■ Work instructions:
Return the records below in full. Keep every word exact and skip the images.

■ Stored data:

[Start of section]

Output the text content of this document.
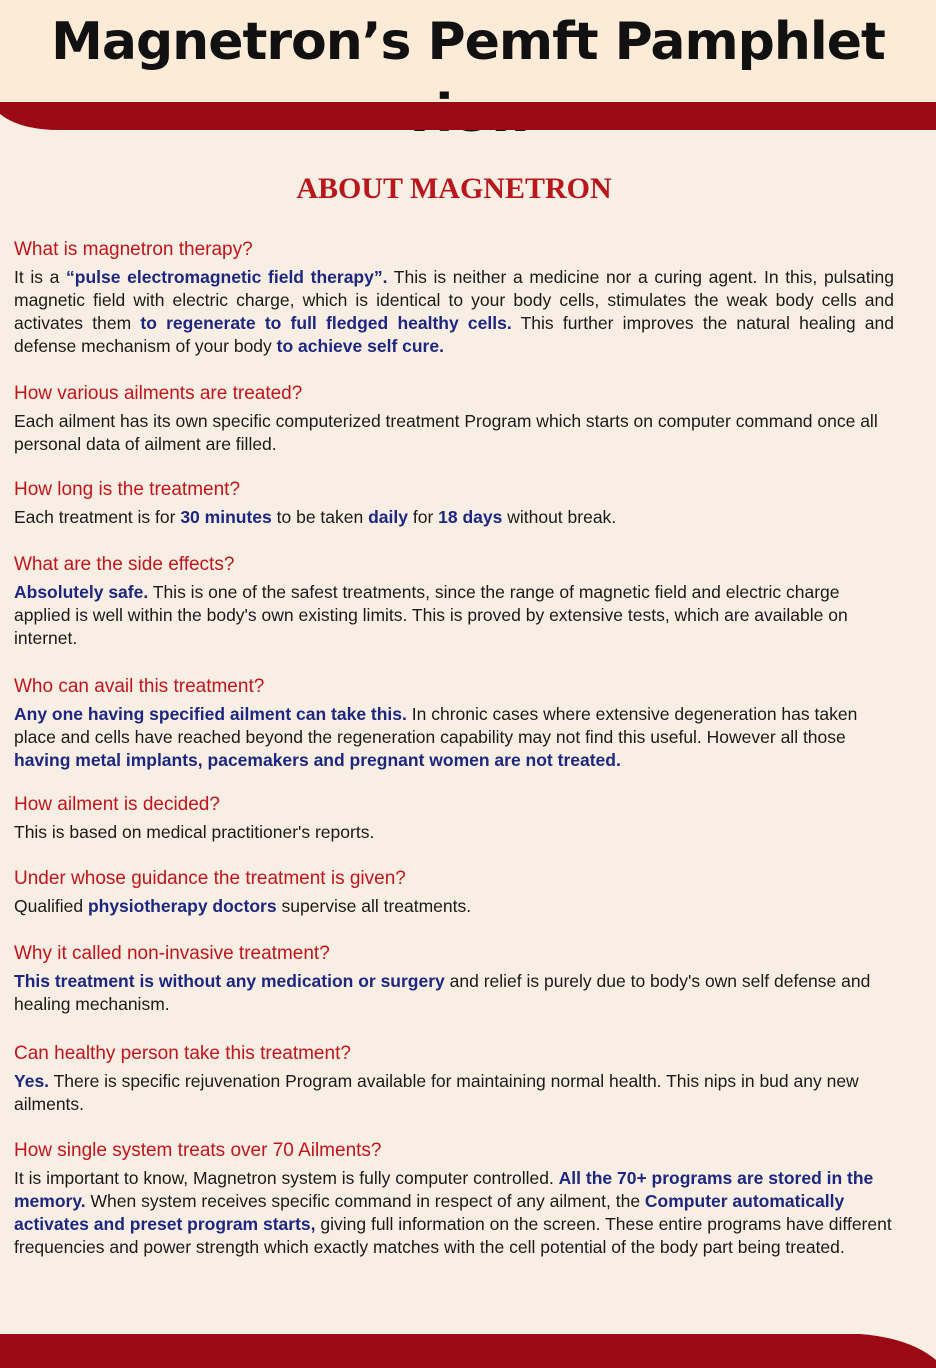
Magnetron’s Pemft Pamphlet
ABOUT MAGNETRON

What is magnetron therapy?

It is a “pulse electromagnetic field therapy”. This is neither a medicine nor a curing agent. In this, pulsating magnetic field with electric charge, which is identical to your body cells, stimulates the weak body cells and activates them to regenerate to full fledged healthy cells. This further improves the natural healing and defense mechanism of your body to achieve self cure.

How various ailments are treated?

Each ailment has its own specific computerized treatment Program which starts on computer command once all personal data of ailment are filled.

How long is the treatment?

Each treatment is for 30 minutes to be taken daily for 18 days without break.

What are the side effects?

Absolutely safe. This is one of the safest treatments, since the range of magnetic field and electric charge applied is well within the body's own existing limits. This is proved by extensive tests, which are available on internet.

Who can avail this treatment?

Any one having specified ailment can take this. In chronic cases where extensive degeneration has taken place and cells have reached beyond the regeneration capability may not find this useful. However all those having metal implants, pacemakers and pregnant women are not treated.

How ailment is decided?

This is based on medical practitioner's reports.

Under whose guidance the treatment is given?

Qualified physiotherapy doctors supervise all treatments.

Why it called non-invasive treatment?

This treatment is without any medication or surgery and relief is purely due to body's own self defense and healing mechanism.

Can healthy person take this treatment?

Yes. There is specific rejuvenation Program available for maintaining normal health. This nips in bud any new ailments.

How single system treats over 70 Ailments?

It is important to know, Magnetron system is fully computer controlled. All the 70+ programs are stored in the memory. When system receives specific command in respect of any ailment, the Computer automatically activates and preset program starts, giving full information on the screen. These entire programs have different frequencies and power strength which exactly matches with the cell potential of the body part being treated.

[End of section]

■ Task response:
Output the text content of this document.
Magnetron’s Pemft Pamphlet
ABOUT MAGNETRON

What is magnetron therapy?

It is a “pulse electromagnetic field therapy”. This is neither a medicine nor a curing agent. In this, pulsating magnetic field with electric charge, which is identical to your body cells, stimulates the weak body cells and activates them to regenerate to full fledged healthy cells. This further improves the natural healing and defense mechanism of your body to achieve self cure.

How various ailments are treated?

Each ailment has its own specific computerized treatment Program which starts on computer command once all personal data of ailment are filled.

How long is the treatment?

Each treatment is for 30 minutes to be taken daily for 18 days without break.

What are the side effects?

Absolutely safe. This is one of the safest treatments, since the range of magnetic field and electric charge applied is well within the body's own existing limits. This is proved by extensive tests, which are available on internet.

Who can avail this treatment?

Any one having specified ailment can take this. In chronic cases where extensive degeneration has taken place and cells have reached beyond the regeneration capability may not find this useful. However all those having metal implants, pacemakers and pregnant women are not treated.

How ailment is decided?

This is based on medical practitioner's reports.

Under whose guidance the treatment is given?

Qualified physiotherapy doctors supervise all treatments.

Why it called non-invasive treatment?

This treatment is without any medication or surgery and relief is purely due to body's own self defense and healing mechanism.

Can healthy person take this treatment?

Yes. There is specific rejuvenation Program available for maintaining normal health. This nips in bud any new ailments.

How single system treats over 70 Ailments?

It is important to know, Magnetron system is fully computer controlled. All the 70+ programs are stored in the memory. When system receives specific command in respect of any ailment, the Computer automatically activates and preset program starts, giving full information on the screen. These entire programs have different frequencies and power strength which exactly matches with the cell potential of the body part being treated.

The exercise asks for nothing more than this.